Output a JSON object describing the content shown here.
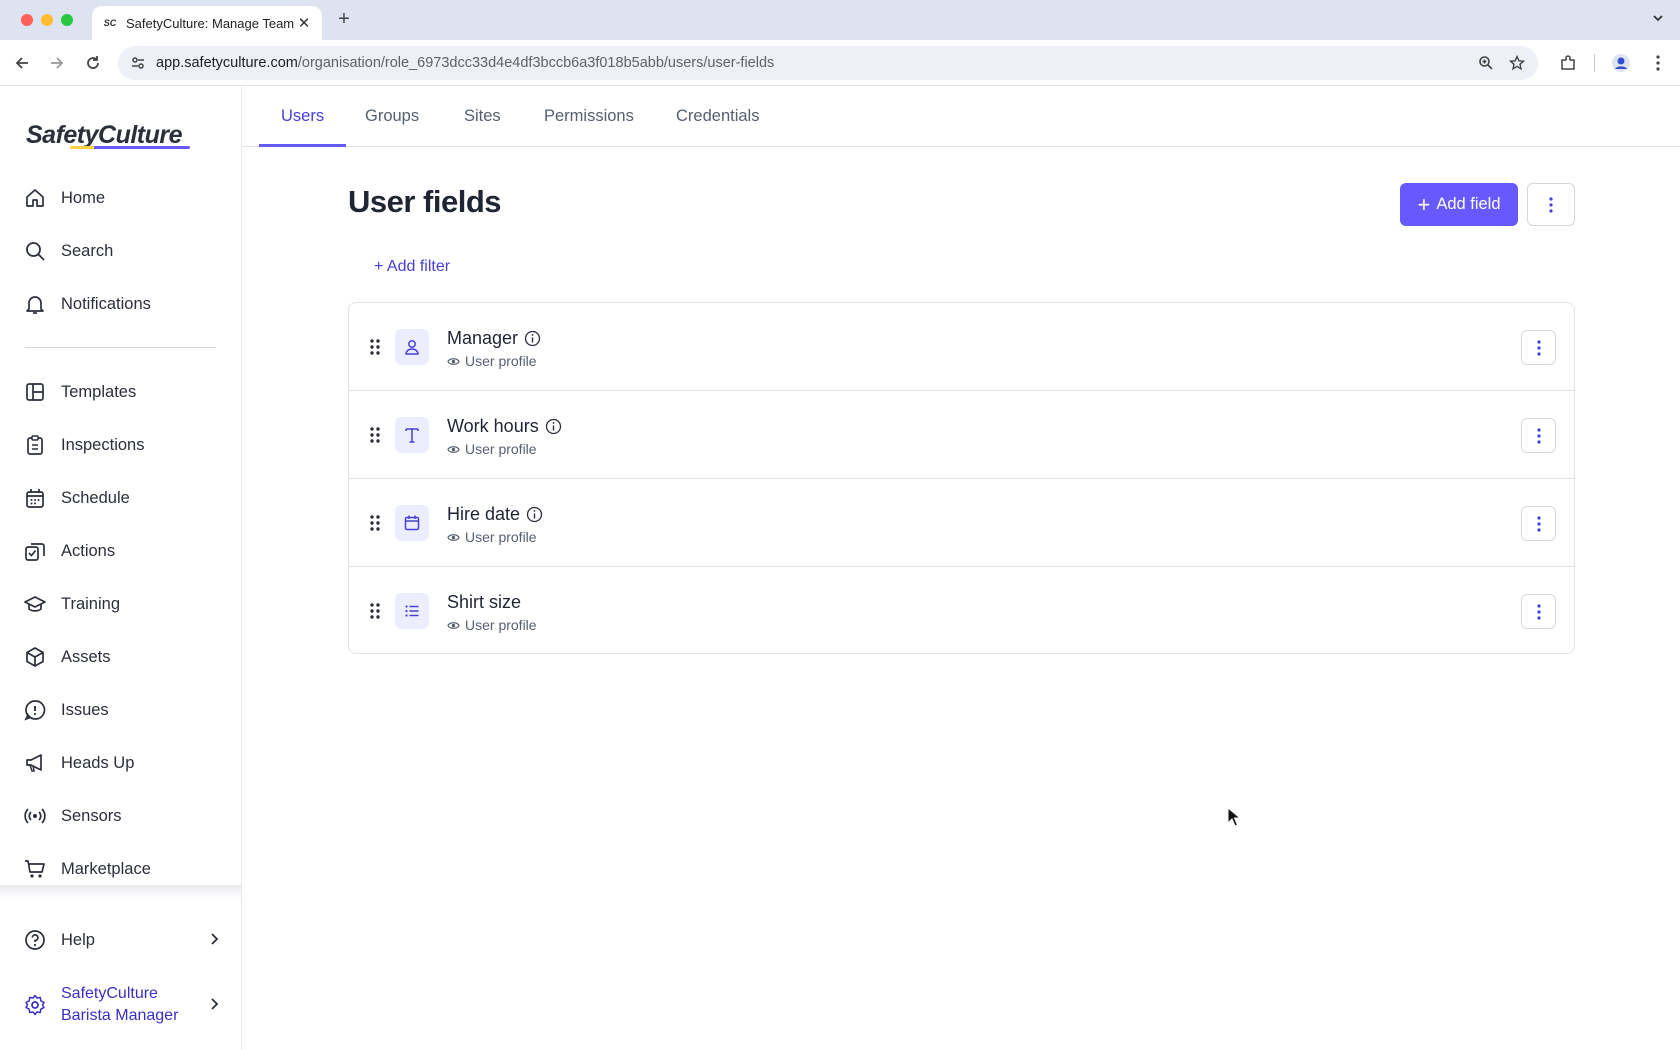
{
  "browser": {
    "tab_title": "SafetyCulture: Manage Teams",
    "tab_favicon": "SC",
    "url_host": "app.safetyculture.com",
    "url_path": "/organisation/role_6973dcc33d4e4df3bccb6a3f018b5abb/users/user-fields"
  },
  "sidebar": {
    "logo": "SafetyCulture",
    "items": [
      {
        "label": "Home",
        "icon": "home-icon"
      },
      {
        "label": "Search",
        "icon": "search-icon"
      },
      {
        "label": "Notifications",
        "icon": "bell-icon"
      },
      {
        "label": "Templates",
        "icon": "templates-icon"
      },
      {
        "label": "Inspections",
        "icon": "clipboard-icon"
      },
      {
        "label": "Schedule",
        "icon": "calendar-icon"
      },
      {
        "label": "Actions",
        "icon": "actions-icon"
      },
      {
        "label": "Training",
        "icon": "graduation-cap-icon"
      },
      {
        "label": "Assets",
        "icon": "cube-icon"
      },
      {
        "label": "Issues",
        "icon": "alert-icon"
      },
      {
        "label": "Heads Up",
        "icon": "megaphone-icon"
      },
      {
        "label": "Sensors",
        "icon": "sensor-icon"
      },
      {
        "label": "Marketplace",
        "icon": "cart-icon"
      }
    ],
    "help": "Help",
    "org_line1": "SafetyCulture",
    "org_line2": "Barista Manager"
  },
  "tabs": [
    {
      "label": "Users",
      "active": true
    },
    {
      "label": "Groups",
      "active": false
    },
    {
      "label": "Sites",
      "active": false
    },
    {
      "label": "Permissions",
      "active": false
    },
    {
      "label": "Credentials",
      "active": false
    }
  ],
  "page": {
    "title": "User fields",
    "add_field": "Add field",
    "add_filter": "+ Add filter"
  },
  "fields": [
    {
      "name": "Manager",
      "visibility": "User profile",
      "type_icon": "person-icon",
      "has_info": true
    },
    {
      "name": "Work hours",
      "visibility": "User profile",
      "type_icon": "text-icon",
      "has_info": true
    },
    {
      "name": "Hire date",
      "visibility": "User profile",
      "type_icon": "calendar-icon",
      "has_info": true
    },
    {
      "name": "Shirt size",
      "visibility": "User profile",
      "type_icon": "list-icon",
      "has_info": false
    }
  ],
  "colors": {
    "accent": "#6559ff",
    "accent_text": "#4740d4",
    "type_icon_bg": "#eceefe"
  }
}
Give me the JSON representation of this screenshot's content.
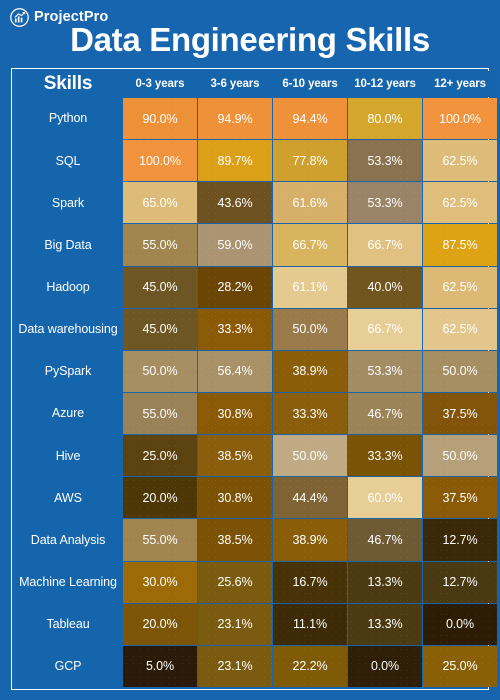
{
  "brand": {
    "name": "ProjectPro",
    "logo_icon": "growth-chart-circle-icon"
  },
  "header": {
    "title": "Data Engineering Skills"
  },
  "colors": {
    "background_blue": "#1765AF",
    "cell_blue": "#1565AD",
    "grid_white": "#FFFFFF",
    "heat_high": "#F0933C",
    "heat_mid": "#D9B45E",
    "heat_low": "#2B1A08",
    "text_white": "#FFFFFF"
  },
  "chart_data": {
    "type": "heatmap",
    "title": "Data Engineering Skills",
    "xlabel": "",
    "ylabel": "Skills",
    "legend": null,
    "grid": true,
    "value_suffix": "%",
    "value_range": [
      0.0,
      100.0
    ],
    "categories": [
      "0-3 years",
      "3-6 years",
      "6-10 years",
      "10-12 years",
      "12+ years"
    ],
    "row_header": "Skills",
    "rows": [
      "Python",
      "SQL",
      "Spark",
      "Big Data",
      "Hadoop",
      "Data warehousing",
      "PySpark",
      "Azure",
      "Hive",
      "AWS",
      "Data Analysis",
      "Machine Learning",
      "Tableau",
      "GCP"
    ],
    "values": [
      [
        90.0,
        94.9,
        94.4,
        80.0,
        100.0
      ],
      [
        100.0,
        89.7,
        77.8,
        53.3,
        62.5
      ],
      [
        65.0,
        43.6,
        61.6,
        53.3,
        62.5
      ],
      [
        55.0,
        59.0,
        66.7,
        66.7,
        87.5
      ],
      [
        45.0,
        28.2,
        61.1,
        40.0,
        62.5
      ],
      [
        45.0,
        33.3,
        50.0,
        66.7,
        62.5
      ],
      [
        50.0,
        56.4,
        38.9,
        53.3,
        50.0
      ],
      [
        55.0,
        30.8,
        33.3,
        46.7,
        37.5
      ],
      [
        25.0,
        38.5,
        50.0,
        33.3,
        50.0
      ],
      [
        20.0,
        30.8,
        44.4,
        60.0,
        37.5
      ],
      [
        55.0,
        38.5,
        38.9,
        46.7,
        12.7
      ],
      [
        30.0,
        25.6,
        16.7,
        13.3,
        12.7
      ],
      [
        20.0,
        23.1,
        11.1,
        13.3,
        0.0
      ],
      [
        5.0,
        23.1,
        22.2,
        0.0,
        25.0
      ]
    ],
    "cell_colors": [
      [
        "#ED9139",
        "#EE9139",
        "#EE9139",
        "#D4A62C",
        "#F0933C"
      ],
      [
        "#F0933C",
        "#DBA018",
        "#CFA02E",
        "#8A7250",
        "#DDBC79"
      ],
      [
        "#DDBC79",
        "#6E5221",
        "#D6B069",
        "#9A8467",
        "#DFBE7B"
      ],
      [
        "#A0854F",
        "#AA9471",
        "#D9B45E",
        "#E0C182",
        "#DDA312"
      ],
      [
        "#6E5524",
        "#6B4505",
        "#E5CA90",
        "#71551F",
        "#DCBA76"
      ],
      [
        "#6E5524",
        "#8A5A06",
        "#9A7A4A",
        "#E7CD96",
        "#E3C68B"
      ],
      [
        "#A68E63",
        "#A89166",
        "#8A5D09",
        "#A28C63",
        "#A68E63"
      ],
      [
        "#9A8258",
        "#8A5A06",
        "#8A5E0D",
        "#9B8458",
        "#81540A"
      ],
      [
        "#5C420F",
        "#8A5E0D",
        "#C0AA84",
        "#7A5305",
        "#B6A079"
      ],
      [
        "#4E3707",
        "#7C5306",
        "#7F6334",
        "#E7CD96",
        "#8A5A06"
      ],
      [
        "#A0854F",
        "#7C5306",
        "#8A5D09",
        "#6E5A33",
        "#3A2806"
      ],
      [
        "#9C6A06",
        "#7A5B10",
        "#483208",
        "#4B3A12",
        "#4A3A14"
      ],
      [
        "#7C5606",
        "#7A5B10",
        "#3D2A07",
        "#4B3A12",
        "#2E1D05"
      ],
      [
        "#2B1A08",
        "#7A5B10",
        "#7F5A07",
        "#2F1F06",
        "#8A6006"
      ]
    ]
  }
}
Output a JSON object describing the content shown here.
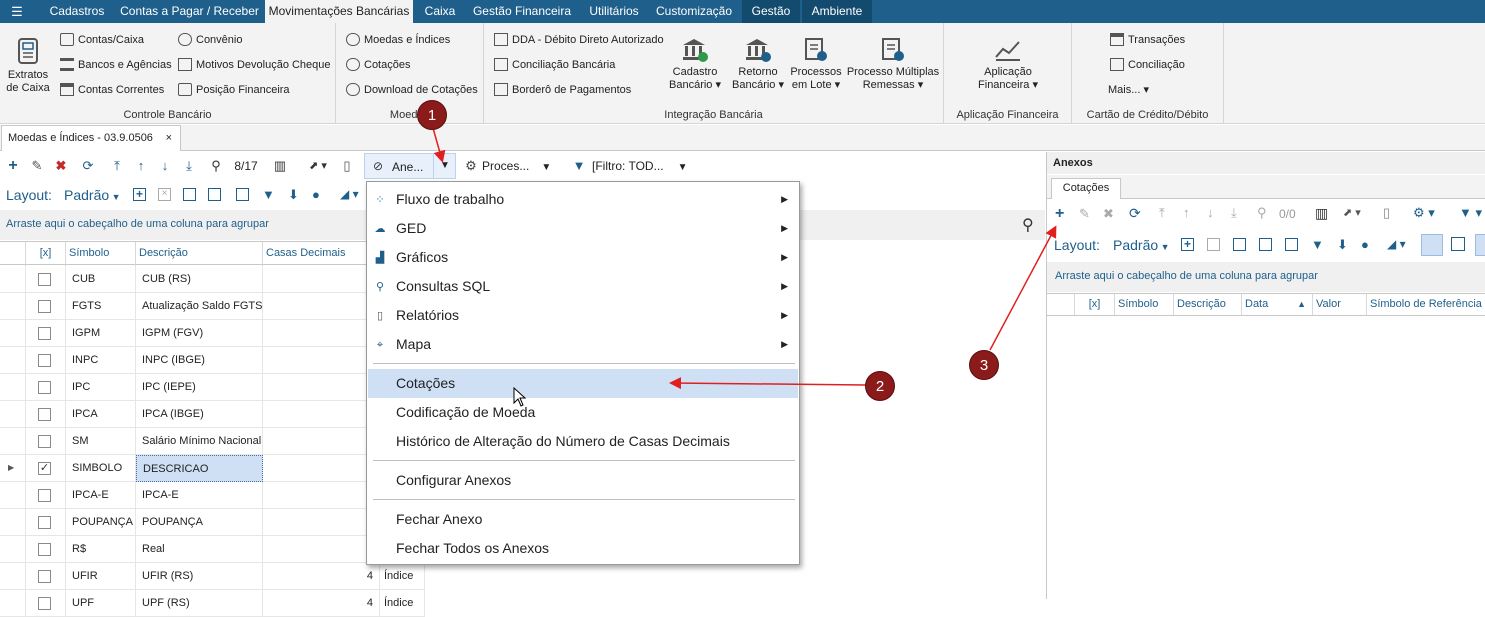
{
  "menubar": {
    "tabs": [
      "Cadastros",
      "Contas a Pagar / Receber",
      "Movimentações Bancárias",
      "Caixa",
      "Gestão Financeira",
      "Utilitários",
      "Customização",
      "Gestão",
      "Ambiente"
    ]
  },
  "ribbon": {
    "extratos": {
      "line1": "Extratos",
      "line2": "de Caixa"
    },
    "controle": {
      "items": [
        "Contas/Caixa",
        "Bancos e Agências",
        "Contas Correntes",
        "Convênio",
        "Motivos Devolução Cheque",
        "Posição Financeira"
      ],
      "label": "Controle Bancário"
    },
    "moedas": {
      "items": [
        "Moedas e Índices",
        "Cotações",
        "Download de Cotações"
      ],
      "label": "Moedas"
    },
    "integracao": {
      "items": [
        "DDA - Débito Direto Autorizado",
        "Conciliação Bancária",
        "Borderô de Pagamentos"
      ],
      "big": [
        {
          "line1": "Cadastro",
          "line2": "Bancário"
        },
        {
          "line1": "Retorno",
          "line2": "Bancário"
        },
        {
          "line1": "Processos",
          "line2": "em Lote"
        },
        {
          "line1": "Processo Múltiplas",
          "line2": "Remessas"
        }
      ],
      "label": "Integração Bancária"
    },
    "aplicacao": {
      "line1": "Aplicação",
      "line2": "Financeira",
      "label": "Aplicação Financeira"
    },
    "cartao": {
      "items": [
        "Transações",
        "Conciliação",
        "Mais..."
      ],
      "label": "Cartão de Crédito/Débito"
    }
  },
  "doctab": {
    "title": "Moedas e Índices - 03.9.0506",
    "close": "×"
  },
  "toolbar": {
    "record": "8/17",
    "anexos": "Ane...",
    "processos": "Proces...",
    "filtro": "[Filtro: TOD..."
  },
  "layoutbar": {
    "label": "Layout:",
    "value": "Padrão"
  },
  "grid": {
    "group_hint": "Arraste aqui o cabeçalho de uma coluna para agrupar",
    "headers": {
      "sel": "[x]",
      "simbolo": "Símbolo",
      "descricao": "Descrição",
      "casas": "Casas Decimais"
    },
    "rows": [
      {
        "check": "",
        "simbolo": "CUB",
        "descricao": "CUB (RS)"
      },
      {
        "check": "",
        "simbolo": "FGTS",
        "descricao": "Atualização Saldo FGTS"
      },
      {
        "check": "",
        "simbolo": "IGPM",
        "descricao": "IGPM (FGV)"
      },
      {
        "check": "",
        "simbolo": "INPC",
        "descricao": "INPC (IBGE)"
      },
      {
        "check": "",
        "simbolo": "IPC",
        "descricao": "IPC (IEPE)"
      },
      {
        "check": "",
        "simbolo": "IPCA",
        "descricao": "IPCA (IBGE)"
      },
      {
        "check": "",
        "simbolo": "SM",
        "descricao": "Salário Mínimo Nacional"
      },
      {
        "check": "✓",
        "simbolo": "SIMBOLO",
        "descricao": "DESCRICAO"
      },
      {
        "check": "",
        "simbolo": "IPCA-E",
        "descricao": "IPCA-E"
      },
      {
        "check": "",
        "simbolo": "POUPANÇA",
        "descricao": "POUPANÇA"
      },
      {
        "check": "",
        "simbolo": "R$",
        "descricao": "Real"
      },
      {
        "check": "",
        "simbolo": "UFIR",
        "descricao": "UFIR (RS)",
        "casas": "4",
        "tipo": "Índice"
      },
      {
        "check": "",
        "simbolo": "UPF",
        "descricao": "UPF (RS)",
        "casas": "4",
        "tipo": "Índice"
      }
    ]
  },
  "context_menu": {
    "submenus": [
      "Fluxo de trabalho",
      "GED",
      "Gráficos",
      "Consultas SQL",
      "Relatórios",
      "Mapa"
    ],
    "items": [
      "Cotações",
      "Codificação de Moeda",
      "Histórico de Alteração do Número de Casas Decimais"
    ],
    "configure": "Configurar Anexos",
    "close": [
      "Fechar Anexo",
      "Fechar Todos os Anexos"
    ]
  },
  "anexos_panel": {
    "title": "Anexos",
    "tab": "Cotações",
    "record": "0/0",
    "layout_label": "Layout:",
    "layout_value": "Padrão",
    "group_hint": "Arraste aqui o cabeçalho de uma coluna para agrupar",
    "headers": [
      "[x]",
      "Símbolo",
      "Descrição",
      "Data",
      "Valor",
      "Símbolo de Referência"
    ]
  },
  "callouts": [
    "1",
    "2",
    "3"
  ],
  "colors": {
    "brand": "#1f5f8b",
    "highlight": "#cfe0f5",
    "callout": "#8b1a1a",
    "arrow": "#e0201f"
  }
}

--------------------------------------------------

- REQUIREMENTS:
Gather up every line in the data above that contains the word "POUPANÇA", copying each one.

- RESULT OF THIS EXERCISE:
        "simbolo": "POUPANÇA",
        "descricao": "POUPANÇA"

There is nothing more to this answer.